(Records)
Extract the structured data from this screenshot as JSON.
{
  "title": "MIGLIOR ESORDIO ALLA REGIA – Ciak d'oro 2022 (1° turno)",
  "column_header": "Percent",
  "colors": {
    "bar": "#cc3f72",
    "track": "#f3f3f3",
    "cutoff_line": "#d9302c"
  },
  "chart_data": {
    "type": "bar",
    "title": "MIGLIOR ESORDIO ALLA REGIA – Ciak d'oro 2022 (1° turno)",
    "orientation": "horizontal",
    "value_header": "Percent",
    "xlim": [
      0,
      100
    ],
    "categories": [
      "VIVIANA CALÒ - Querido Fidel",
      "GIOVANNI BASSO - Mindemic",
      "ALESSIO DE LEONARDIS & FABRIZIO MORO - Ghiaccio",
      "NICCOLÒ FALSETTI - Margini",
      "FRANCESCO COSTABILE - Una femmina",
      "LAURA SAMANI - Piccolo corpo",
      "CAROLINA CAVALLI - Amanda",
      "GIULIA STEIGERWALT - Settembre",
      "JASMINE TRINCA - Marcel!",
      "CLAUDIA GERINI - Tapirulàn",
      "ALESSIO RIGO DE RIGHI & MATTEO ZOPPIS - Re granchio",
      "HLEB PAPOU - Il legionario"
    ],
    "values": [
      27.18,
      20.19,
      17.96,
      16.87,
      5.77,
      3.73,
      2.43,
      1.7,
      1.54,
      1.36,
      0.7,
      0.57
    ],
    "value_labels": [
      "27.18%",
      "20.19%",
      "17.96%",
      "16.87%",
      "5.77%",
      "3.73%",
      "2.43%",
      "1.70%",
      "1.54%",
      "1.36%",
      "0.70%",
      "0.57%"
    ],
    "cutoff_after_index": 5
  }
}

Stated goal >>
How many lines in the records above hold the word "REGIA"? Give only the number.

Response to the exercise >>
2